[WORKING DATA]

********

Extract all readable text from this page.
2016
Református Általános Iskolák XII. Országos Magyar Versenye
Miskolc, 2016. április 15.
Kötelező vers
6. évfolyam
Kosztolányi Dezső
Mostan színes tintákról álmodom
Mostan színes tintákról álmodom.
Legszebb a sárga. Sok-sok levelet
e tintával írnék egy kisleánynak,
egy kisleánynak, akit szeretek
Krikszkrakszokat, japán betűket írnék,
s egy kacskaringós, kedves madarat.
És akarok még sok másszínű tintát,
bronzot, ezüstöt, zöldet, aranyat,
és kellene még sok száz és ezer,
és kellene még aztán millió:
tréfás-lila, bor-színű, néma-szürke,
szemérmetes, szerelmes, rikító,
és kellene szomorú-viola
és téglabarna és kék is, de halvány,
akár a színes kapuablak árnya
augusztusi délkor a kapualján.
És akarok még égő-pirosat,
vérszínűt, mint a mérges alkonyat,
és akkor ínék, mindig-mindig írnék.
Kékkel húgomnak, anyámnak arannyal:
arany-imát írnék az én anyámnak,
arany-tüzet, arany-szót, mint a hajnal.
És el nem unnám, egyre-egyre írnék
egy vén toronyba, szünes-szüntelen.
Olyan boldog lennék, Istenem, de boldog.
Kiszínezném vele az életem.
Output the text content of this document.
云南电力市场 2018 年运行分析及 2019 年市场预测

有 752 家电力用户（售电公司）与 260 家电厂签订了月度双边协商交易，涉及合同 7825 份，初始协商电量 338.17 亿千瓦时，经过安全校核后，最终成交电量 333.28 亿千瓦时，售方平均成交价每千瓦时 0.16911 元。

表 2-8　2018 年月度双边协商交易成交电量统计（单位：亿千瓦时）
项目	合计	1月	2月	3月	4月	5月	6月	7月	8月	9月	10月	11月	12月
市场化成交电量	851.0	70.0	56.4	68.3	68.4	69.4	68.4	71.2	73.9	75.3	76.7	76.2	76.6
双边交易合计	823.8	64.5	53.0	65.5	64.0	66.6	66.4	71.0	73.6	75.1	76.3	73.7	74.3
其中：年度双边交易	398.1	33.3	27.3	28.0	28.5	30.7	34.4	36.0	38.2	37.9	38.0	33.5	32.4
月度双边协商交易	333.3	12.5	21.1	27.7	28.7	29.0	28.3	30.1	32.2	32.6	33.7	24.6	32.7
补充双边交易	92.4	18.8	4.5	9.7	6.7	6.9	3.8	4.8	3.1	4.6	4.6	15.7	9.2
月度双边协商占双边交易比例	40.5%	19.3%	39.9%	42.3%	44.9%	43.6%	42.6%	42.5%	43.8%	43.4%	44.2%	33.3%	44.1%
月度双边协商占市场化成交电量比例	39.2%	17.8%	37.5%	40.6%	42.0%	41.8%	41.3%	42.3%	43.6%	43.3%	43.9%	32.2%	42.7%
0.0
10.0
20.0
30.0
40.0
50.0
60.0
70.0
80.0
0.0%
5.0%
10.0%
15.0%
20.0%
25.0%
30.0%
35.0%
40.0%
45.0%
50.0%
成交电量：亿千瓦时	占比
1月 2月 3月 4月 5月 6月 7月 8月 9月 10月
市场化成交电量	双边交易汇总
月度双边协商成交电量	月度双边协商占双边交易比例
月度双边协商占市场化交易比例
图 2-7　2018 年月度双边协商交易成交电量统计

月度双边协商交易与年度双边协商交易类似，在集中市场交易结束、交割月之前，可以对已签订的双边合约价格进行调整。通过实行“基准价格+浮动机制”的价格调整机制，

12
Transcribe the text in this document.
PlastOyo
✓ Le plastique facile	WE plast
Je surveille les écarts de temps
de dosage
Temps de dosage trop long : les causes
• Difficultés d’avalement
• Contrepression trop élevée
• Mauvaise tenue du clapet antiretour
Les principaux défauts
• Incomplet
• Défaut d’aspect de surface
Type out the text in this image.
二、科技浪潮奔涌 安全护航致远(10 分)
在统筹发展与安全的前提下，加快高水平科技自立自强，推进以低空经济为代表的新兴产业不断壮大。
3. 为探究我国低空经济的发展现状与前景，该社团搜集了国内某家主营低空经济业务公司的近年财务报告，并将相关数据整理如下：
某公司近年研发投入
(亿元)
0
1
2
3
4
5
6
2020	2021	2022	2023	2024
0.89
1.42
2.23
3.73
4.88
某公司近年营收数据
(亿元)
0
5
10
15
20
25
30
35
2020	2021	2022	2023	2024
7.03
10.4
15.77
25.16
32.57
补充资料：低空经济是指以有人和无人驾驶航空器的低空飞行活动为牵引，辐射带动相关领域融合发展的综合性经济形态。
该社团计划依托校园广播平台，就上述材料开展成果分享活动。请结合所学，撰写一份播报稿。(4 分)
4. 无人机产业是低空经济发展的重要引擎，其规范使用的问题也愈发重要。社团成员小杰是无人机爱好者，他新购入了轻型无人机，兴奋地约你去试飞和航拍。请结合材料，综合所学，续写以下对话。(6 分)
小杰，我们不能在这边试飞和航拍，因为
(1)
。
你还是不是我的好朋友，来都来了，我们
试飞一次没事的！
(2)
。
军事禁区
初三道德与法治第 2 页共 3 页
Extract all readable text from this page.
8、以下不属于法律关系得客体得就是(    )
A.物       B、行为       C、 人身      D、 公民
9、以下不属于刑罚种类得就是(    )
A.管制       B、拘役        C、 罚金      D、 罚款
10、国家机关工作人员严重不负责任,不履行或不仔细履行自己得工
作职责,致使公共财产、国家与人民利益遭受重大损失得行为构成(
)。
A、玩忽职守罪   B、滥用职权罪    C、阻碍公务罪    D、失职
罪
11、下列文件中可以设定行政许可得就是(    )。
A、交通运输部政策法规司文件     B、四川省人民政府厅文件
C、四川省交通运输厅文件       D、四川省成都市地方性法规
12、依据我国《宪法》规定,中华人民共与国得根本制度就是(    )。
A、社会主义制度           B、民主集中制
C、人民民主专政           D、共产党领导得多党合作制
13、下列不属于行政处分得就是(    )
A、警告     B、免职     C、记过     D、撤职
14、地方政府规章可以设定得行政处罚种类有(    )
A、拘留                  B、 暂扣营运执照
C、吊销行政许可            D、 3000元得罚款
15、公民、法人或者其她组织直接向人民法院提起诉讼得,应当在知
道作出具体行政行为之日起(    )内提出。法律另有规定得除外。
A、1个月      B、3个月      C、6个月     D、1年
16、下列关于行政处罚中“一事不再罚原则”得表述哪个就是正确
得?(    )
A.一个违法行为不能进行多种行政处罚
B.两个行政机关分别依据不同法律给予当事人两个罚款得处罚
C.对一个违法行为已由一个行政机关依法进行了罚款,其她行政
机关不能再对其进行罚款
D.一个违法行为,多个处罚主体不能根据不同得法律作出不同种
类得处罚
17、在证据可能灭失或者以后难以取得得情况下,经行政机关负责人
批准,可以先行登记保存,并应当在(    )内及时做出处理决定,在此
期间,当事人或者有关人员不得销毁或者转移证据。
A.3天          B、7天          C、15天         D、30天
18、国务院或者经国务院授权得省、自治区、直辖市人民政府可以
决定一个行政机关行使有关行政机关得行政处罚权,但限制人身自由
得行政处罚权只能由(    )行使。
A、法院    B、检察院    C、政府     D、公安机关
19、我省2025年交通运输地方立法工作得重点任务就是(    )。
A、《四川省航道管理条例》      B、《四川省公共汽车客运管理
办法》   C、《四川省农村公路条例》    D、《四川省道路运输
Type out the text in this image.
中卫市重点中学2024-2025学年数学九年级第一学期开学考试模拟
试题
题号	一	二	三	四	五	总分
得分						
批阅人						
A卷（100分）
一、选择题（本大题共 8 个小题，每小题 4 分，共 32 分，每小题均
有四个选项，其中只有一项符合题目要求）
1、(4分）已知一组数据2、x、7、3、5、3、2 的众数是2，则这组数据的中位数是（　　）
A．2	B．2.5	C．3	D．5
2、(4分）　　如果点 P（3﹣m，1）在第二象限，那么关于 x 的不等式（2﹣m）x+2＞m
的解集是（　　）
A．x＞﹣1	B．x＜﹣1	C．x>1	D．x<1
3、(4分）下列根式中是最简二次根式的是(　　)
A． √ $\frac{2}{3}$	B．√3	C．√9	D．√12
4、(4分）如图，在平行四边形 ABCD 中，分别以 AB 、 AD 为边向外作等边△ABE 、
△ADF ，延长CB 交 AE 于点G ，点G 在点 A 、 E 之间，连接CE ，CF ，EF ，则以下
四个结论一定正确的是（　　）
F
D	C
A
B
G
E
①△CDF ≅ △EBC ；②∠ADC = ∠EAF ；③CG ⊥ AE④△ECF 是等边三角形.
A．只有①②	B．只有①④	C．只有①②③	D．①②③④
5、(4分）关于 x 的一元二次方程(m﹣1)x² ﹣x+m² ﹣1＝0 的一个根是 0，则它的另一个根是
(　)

********

[WRITTEN PROBLEM]
Extract each line holding the word "akarok" from the records.

[FINISHED ANSWER]
És akarok még sok másszínű tintát,
És akarok még égő-pirosat,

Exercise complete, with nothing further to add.